> [RECORD EXTRACTS]
++++++++++

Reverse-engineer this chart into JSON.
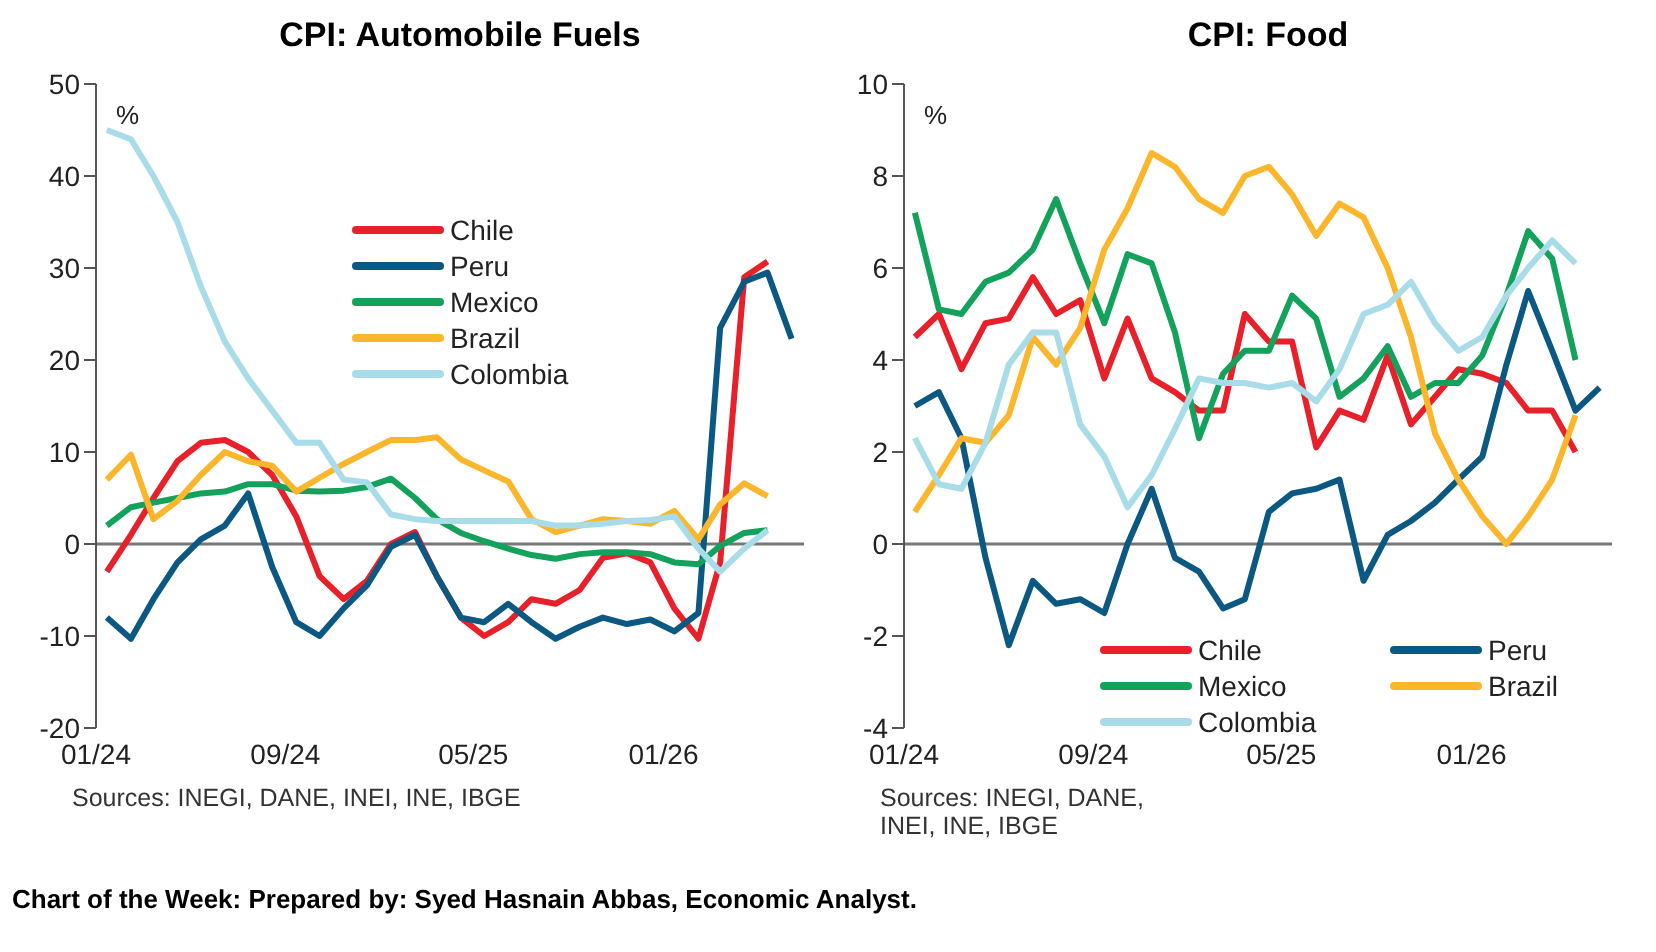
{
  "chart_data": [
    {
      "type": "line",
      "title": "CPI: Automobile Fuels",
      "ylabel": "%",
      "legend": "top right",
      "marker": "none",
      "x": [
        "2024-01-15",
        "2024-02-15",
        "2024-03-15",
        "2024-04-15",
        "2024-05-15",
        "2024-06-15",
        "2024-07-15",
        "2024-08-15",
        "2024-09-15",
        "2024-10-15",
        "2024-11-15",
        "2024-12-15",
        "2025-01-15",
        "2025-02-15",
        "2025-03-15",
        "2025-04-15",
        "2025-05-15",
        "2025-06-15",
        "2025-07-15",
        "2025-08-15",
        "2025-09-15",
        "2025-10-15",
        "2025-11-15",
        "2025-12-15",
        "2026-01-15",
        "2026-02-15",
        "2026-03-15",
        "2026-04-15",
        "2026-05-15",
        "2026-06-15"
      ],
      "xlim": [
        "2024-01-01",
        "2026-07-01"
      ],
      "xticks": [
        {
          "value": "2024-01-01",
          "label": "01/24"
        },
        {
          "value": "2024-09-01",
          "label": "09/24"
        },
        {
          "value": "2025-05-01",
          "label": "05/25"
        },
        {
          "value": "2026-01-01",
          "label": "01/26"
        }
      ],
      "ylim": [
        -20,
        50
      ],
      "yticks": [
        -20,
        -10,
        0,
        10,
        20,
        30,
        40,
        50
      ],
      "series": [
        {
          "name": "Chile",
          "color": "#e8202a",
          "values": [
            -3,
            1,
            5,
            9,
            11,
            11.3,
            10,
            7.5,
            3,
            -3.5,
            -6,
            -4,
            0,
            1.3,
            -3.5,
            -8,
            -10,
            -8.5,
            -6,
            -6.5,
            -5,
            -1.5,
            -1,
            -2,
            -7,
            -10.3,
            -2,
            29,
            30.7,
            null
          ]
        },
        {
          "name": "Peru",
          "color": "#0b5883",
          "values": [
            -8,
            -10.3,
            -6,
            -2,
            0.5,
            2,
            5.5,
            -2.5,
            -8.5,
            -10,
            -7,
            -4.5,
            -0.3,
            1,
            -3.5,
            -8,
            -8.5,
            -6.5,
            -8.5,
            -10.3,
            -9,
            -8,
            -8.7,
            -8.2,
            -9.5,
            -7.5,
            23.5,
            28.5,
            29.5,
            22.3
          ]
        },
        {
          "name": "Mexico",
          "color": "#12a25c",
          "values": [
            2,
            4,
            4.5,
            5,
            5.5,
            5.7,
            6.5,
            6.5,
            5.8,
            5.7,
            5.8,
            6.2,
            7.1,
            5,
            2.7,
            1.2,
            0.3,
            -0.5,
            -1.2,
            -1.6,
            -1.1,
            -0.9,
            -0.9,
            -1.1,
            -2,
            -2.2,
            -0.2,
            1.2,
            1.5,
            null
          ]
        },
        {
          "name": "Brazil",
          "color": "#fbb62b",
          "values": [
            7,
            9.7,
            2.7,
            4.7,
            7.5,
            10,
            9,
            8.5,
            5.7,
            7.2,
            8.7,
            10,
            11.3,
            11.3,
            11.6,
            9.2,
            8,
            6.8,
            2.7,
            1.3,
            2,
            2.7,
            2.5,
            2.2,
            3.6,
            0.5,
            4.3,
            6.6,
            5.2,
            null
          ]
        },
        {
          "name": "Colombia",
          "color": "#a8dce8",
          "values": [
            45,
            44,
            40,
            35,
            28,
            22,
            18,
            14.5,
            11,
            11,
            7,
            6.7,
            3.2,
            2.7,
            2.5,
            2.5,
            2.5,
            2.5,
            2.5,
            2,
            2,
            2.2,
            2.5,
            2.6,
            3,
            -0.5,
            -3,
            -0.5,
            1.5,
            null
          ]
        }
      ],
      "ref_lines": [
        {
          "axis": "y",
          "value": 0,
          "color": "#777777"
        }
      ],
      "annotations": [
        "Sources: INEGI, DANE, INEI, INE, IBGE",
        "Chart of the Week:  Prepared by: Syed Hasnain Abbas, Economic Analyst."
      ]
    },
    {
      "type": "line",
      "title": "CPI: Food",
      "ylabel": "%",
      "legend": "bottom",
      "marker": "none",
      "x": [
        "2024-01-15",
        "2024-02-15",
        "2024-03-15",
        "2024-04-15",
        "2024-05-15",
        "2024-06-15",
        "2024-07-15",
        "2024-08-15",
        "2024-09-15",
        "2024-10-15",
        "2024-11-15",
        "2024-12-15",
        "2025-01-15",
        "2025-02-15",
        "2025-03-15",
        "2025-04-15",
        "2025-05-15",
        "2025-06-15",
        "2025-07-15",
        "2025-08-15",
        "2025-09-15",
        "2025-10-15",
        "2025-11-15",
        "2025-12-15",
        "2026-01-15",
        "2026-02-15",
        "2026-03-15",
        "2026-04-15",
        "2026-05-15",
        "2026-06-15"
      ],
      "xlim": [
        "2024-01-01",
        "2026-07-01"
      ],
      "xticks": [
        {
          "value": "2024-01-01",
          "label": "01/24"
        },
        {
          "value": "2024-09-01",
          "label": "09/24"
        },
        {
          "value": "2025-05-01",
          "label": "05/25"
        },
        {
          "value": "2026-01-01",
          "label": "01/26"
        }
      ],
      "ylim": [
        -4,
        10
      ],
      "yticks": [
        -4,
        -2,
        0,
        2,
        4,
        6,
        8,
        10
      ],
      "series": [
        {
          "name": "Chile",
          "color": "#e8202a",
          "values": [
            4.5,
            5,
            3.8,
            4.8,
            4.9,
            5.8,
            5,
            5.3,
            3.6,
            4.9,
            3.6,
            3.3,
            2.9,
            2.9,
            5,
            4.4,
            4.4,
            2.1,
            2.9,
            2.7,
            4.1,
            2.6,
            3.2,
            3.8,
            3.7,
            3.5,
            2.9,
            2.9,
            2,
            null
          ]
        },
        {
          "name": "Peru",
          "color": "#0b5883",
          "values": [
            3,
            3.3,
            2.3,
            -0.3,
            -2.2,
            -0.8,
            -1.3,
            -1.2,
            -1.5,
            0,
            1.2,
            -0.3,
            -0.6,
            -1.4,
            -1.2,
            0.7,
            1.1,
            1.2,
            1.4,
            -0.8,
            0.2,
            0.5,
            0.9,
            1.4,
            1.9,
            3.9,
            5.5,
            4.2,
            2.9,
            3.4
          ]
        },
        {
          "name": "Mexico",
          "color": "#12a25c",
          "values": [
            7.2,
            5.1,
            5,
            5.7,
            5.9,
            6.4,
            7.5,
            6.1,
            4.8,
            6.3,
            6.1,
            4.6,
            2.3,
            3.7,
            4.2,
            4.2,
            5.4,
            4.9,
            3.2,
            3.6,
            4.3,
            3.2,
            3.5,
            3.5,
            4.1,
            5.4,
            6.8,
            6.2,
            4,
            null
          ]
        },
        {
          "name": "Brazil",
          "color": "#fbb62b",
          "values": [
            0.7,
            1.5,
            2.3,
            2.2,
            2.8,
            4.5,
            3.9,
            4.7,
            6.4,
            7.3,
            8.5,
            8.2,
            7.5,
            7.2,
            8,
            8.2,
            7.6,
            6.7,
            7.4,
            7.1,
            6,
            4.5,
            2.4,
            1.4,
            0.6,
            0,
            0.6,
            1.4,
            2.8,
            null
          ]
        },
        {
          "name": "Colombia",
          "color": "#a8dce8",
          "values": [
            2.3,
            1.3,
            1.2,
            2.2,
            3.9,
            4.6,
            4.6,
            2.6,
            1.9,
            0.8,
            1.5,
            2.5,
            3.6,
            3.5,
            3.5,
            3.4,
            3.5,
            3.1,
            3.8,
            5,
            5.2,
            5.7,
            4.8,
            4.2,
            4.5,
            5.4,
            6,
            6.6,
            6.1,
            null
          ]
        }
      ],
      "ref_lines": [
        {
          "axis": "y",
          "value": 0,
          "color": "#777777"
        }
      ],
      "annotations": [
        "Sources: INEGI, DANE,\nINEI, INE, IBGE"
      ]
    }
  ]
}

++++++++++

> [TASK DESCRIPTION] Collect from the data above every line that includes "Sources".

> [EXERCISE RESPONSE]
        "Sources: INEGI, DANE, INEI, INE, IBGE",
        "Sources: INEGI, DANE,\nINEI, INE, IBGE"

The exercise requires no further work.